ASSIGNED TASK 1 | Rewrite the paragraph of the article on copyright and software-enabled devices that begins "Many problems with the current state of the law" as a short bulleted list that keeps its main facts.
ASSIGNED TASK 2 | Reproduce the passage of the article on copyright and software-enabled devices that opens with the words containing "October 23, 2015" and closes with "devices they buy.", substituting "Patent Office" for "Copyright Office".

SOURCE DOCUMENT |
* * *

October 23, 2015 | By Kit Walsh

Senators Probe Copyright’s Impact on Software-Enabled Devices

Senators Grassley and Leahy, the Chairman and Ranking Member of the Committee on the Judiciary, have published a letter to the Copyright Office asking it to analyze the impact of copyright law on “software-enabled devices” (such as cars, phones, drones, appliances, and many more products with embedded computer systems). This issue is crucial because technology and the law have evolved in a way that no one could have intended when Congress wrote the present copyright laws, and that evolution has restricted customers’ freedoms to repair, understand, and improve on the devices they buy.

Many problems with the current state of the law have been catalogued: Security researchers, patients with networked medical devices, smart phone owners who want to switch carriers or to improve their phones, and auto repair communities have all come forward asking for relief from one of the most problematic laws, Section 1201 of the Digital Millennium Copyright Act. And those communities represent just a handful of the twenty-seven categories being considered for exemption from Section 1201 in this one proceeding.

We’re pleased to see the senators expressing an interest in the problems posed by copyright in software-enabled devices, and we will continue to push for copyright reform as this process unfolds. In our view, there is already an extensive record establishing the need to rein in Section 1201, to protect device owners from copyright abuse enabled by end-user license “agreements,” and to pass other reforms that would generally improve copyright law such as reducing statutory damages and the length of time that copyrights remain in force.

* * *

EXCERPTED RECORDS |
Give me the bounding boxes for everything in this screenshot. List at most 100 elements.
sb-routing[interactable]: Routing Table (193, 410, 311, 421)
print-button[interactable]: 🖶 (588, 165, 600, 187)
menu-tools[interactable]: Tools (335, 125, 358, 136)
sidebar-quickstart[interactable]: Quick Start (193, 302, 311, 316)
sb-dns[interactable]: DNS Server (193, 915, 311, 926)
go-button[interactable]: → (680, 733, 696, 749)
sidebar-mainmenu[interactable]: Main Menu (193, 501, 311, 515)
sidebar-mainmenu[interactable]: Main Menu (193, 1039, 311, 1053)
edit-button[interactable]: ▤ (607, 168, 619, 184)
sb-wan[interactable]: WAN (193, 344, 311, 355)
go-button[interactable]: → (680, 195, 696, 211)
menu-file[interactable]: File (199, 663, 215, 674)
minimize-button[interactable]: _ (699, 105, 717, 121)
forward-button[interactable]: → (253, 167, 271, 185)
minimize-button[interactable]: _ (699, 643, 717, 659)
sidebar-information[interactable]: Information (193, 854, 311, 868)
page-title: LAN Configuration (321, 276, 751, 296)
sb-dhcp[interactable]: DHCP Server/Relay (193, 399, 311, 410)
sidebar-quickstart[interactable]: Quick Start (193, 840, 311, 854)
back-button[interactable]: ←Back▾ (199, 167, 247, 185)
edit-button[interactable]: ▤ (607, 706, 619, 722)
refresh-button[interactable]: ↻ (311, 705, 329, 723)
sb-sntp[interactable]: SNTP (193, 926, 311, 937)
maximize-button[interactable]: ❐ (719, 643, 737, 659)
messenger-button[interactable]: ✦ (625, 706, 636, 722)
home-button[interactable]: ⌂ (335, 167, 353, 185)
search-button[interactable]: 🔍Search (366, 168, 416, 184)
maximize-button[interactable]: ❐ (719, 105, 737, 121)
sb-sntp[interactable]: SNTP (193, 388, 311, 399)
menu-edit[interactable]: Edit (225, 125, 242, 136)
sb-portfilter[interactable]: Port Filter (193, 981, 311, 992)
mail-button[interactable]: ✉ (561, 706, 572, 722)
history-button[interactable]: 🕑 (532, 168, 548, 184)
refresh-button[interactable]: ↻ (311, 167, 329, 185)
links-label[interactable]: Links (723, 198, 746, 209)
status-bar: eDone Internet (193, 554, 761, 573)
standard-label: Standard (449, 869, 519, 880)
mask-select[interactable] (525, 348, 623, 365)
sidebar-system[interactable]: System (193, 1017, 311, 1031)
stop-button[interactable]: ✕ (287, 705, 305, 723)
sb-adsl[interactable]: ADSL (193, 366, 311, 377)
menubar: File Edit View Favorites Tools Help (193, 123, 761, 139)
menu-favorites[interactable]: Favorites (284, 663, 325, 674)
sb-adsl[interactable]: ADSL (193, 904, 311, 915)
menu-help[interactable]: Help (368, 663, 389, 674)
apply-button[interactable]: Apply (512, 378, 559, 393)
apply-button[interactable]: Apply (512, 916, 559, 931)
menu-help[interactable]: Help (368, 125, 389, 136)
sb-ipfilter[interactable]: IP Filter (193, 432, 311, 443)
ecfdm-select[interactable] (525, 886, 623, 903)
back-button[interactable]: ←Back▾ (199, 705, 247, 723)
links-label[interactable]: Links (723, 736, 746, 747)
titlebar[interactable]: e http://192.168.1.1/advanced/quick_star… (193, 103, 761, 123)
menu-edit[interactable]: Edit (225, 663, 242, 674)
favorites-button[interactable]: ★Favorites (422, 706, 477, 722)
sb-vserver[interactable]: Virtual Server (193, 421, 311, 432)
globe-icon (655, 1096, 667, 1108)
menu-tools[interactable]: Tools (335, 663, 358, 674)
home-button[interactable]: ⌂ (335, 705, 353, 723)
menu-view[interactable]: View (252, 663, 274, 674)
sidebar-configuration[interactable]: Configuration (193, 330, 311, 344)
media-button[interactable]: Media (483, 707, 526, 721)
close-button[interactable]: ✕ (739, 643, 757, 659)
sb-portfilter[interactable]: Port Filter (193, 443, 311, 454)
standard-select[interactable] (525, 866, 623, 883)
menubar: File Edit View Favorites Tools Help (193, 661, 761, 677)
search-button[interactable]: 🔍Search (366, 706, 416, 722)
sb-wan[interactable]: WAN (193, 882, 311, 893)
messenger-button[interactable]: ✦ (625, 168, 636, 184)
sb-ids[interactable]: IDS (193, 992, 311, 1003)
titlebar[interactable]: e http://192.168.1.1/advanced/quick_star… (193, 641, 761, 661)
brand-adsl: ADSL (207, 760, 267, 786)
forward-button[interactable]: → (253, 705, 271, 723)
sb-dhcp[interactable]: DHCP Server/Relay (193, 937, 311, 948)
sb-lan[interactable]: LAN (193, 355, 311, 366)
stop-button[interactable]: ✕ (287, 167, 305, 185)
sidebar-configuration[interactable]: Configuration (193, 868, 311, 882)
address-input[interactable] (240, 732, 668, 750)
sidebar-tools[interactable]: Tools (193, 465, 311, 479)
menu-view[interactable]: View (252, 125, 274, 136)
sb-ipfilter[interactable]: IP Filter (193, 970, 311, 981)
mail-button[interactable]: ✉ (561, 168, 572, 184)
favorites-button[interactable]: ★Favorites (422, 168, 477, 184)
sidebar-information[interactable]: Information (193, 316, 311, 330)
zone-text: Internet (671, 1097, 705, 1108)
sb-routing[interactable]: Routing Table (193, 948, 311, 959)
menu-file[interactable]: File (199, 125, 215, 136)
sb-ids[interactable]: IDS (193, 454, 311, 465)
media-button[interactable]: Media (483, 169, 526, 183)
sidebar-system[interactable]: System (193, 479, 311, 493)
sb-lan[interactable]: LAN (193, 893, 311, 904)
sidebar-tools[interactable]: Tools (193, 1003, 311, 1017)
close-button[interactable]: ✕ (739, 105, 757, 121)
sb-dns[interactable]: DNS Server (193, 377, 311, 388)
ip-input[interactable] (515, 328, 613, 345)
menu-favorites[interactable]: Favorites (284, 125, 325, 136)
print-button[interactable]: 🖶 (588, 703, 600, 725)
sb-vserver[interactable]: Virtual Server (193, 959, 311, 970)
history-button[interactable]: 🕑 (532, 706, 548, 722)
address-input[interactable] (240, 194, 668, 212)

* * *

ANSWER SPACE 1 |
- Many problems with the current law have been catalogued.
- Security researchers, patients with networked medical devices, smart phone owners who want to switch carriers or improve their phones, and auto repair communities have sought relief from Section 1201 of the Digital Millennium Copyright Act.
- These groups are only a handful of the twenty-seven categories being considered for exemption from Section 1201 in this one proceeding.

ANSWER SPACE 2 |
October 23, 2015 | By Kit Walsh

Senators Probe Copyright’s Impact on Software-Enabled Devices

Senators Grassley and Leahy, the Chairman and Ranking Member of the Committee on the Judiciary, have published a letter to the Patent Office asking it to analyze the impact of copyright law on “software-enabled devices” (such as cars, phones, drones, appliances, and many more products with embedded computer systems). This issue is crucial because technology and the law have evolved in a way that no one could have intended when Congress wrote the present copyright laws, and that evolution has restricted customers’ freedoms to repair, understand, and improve on the devices they buy.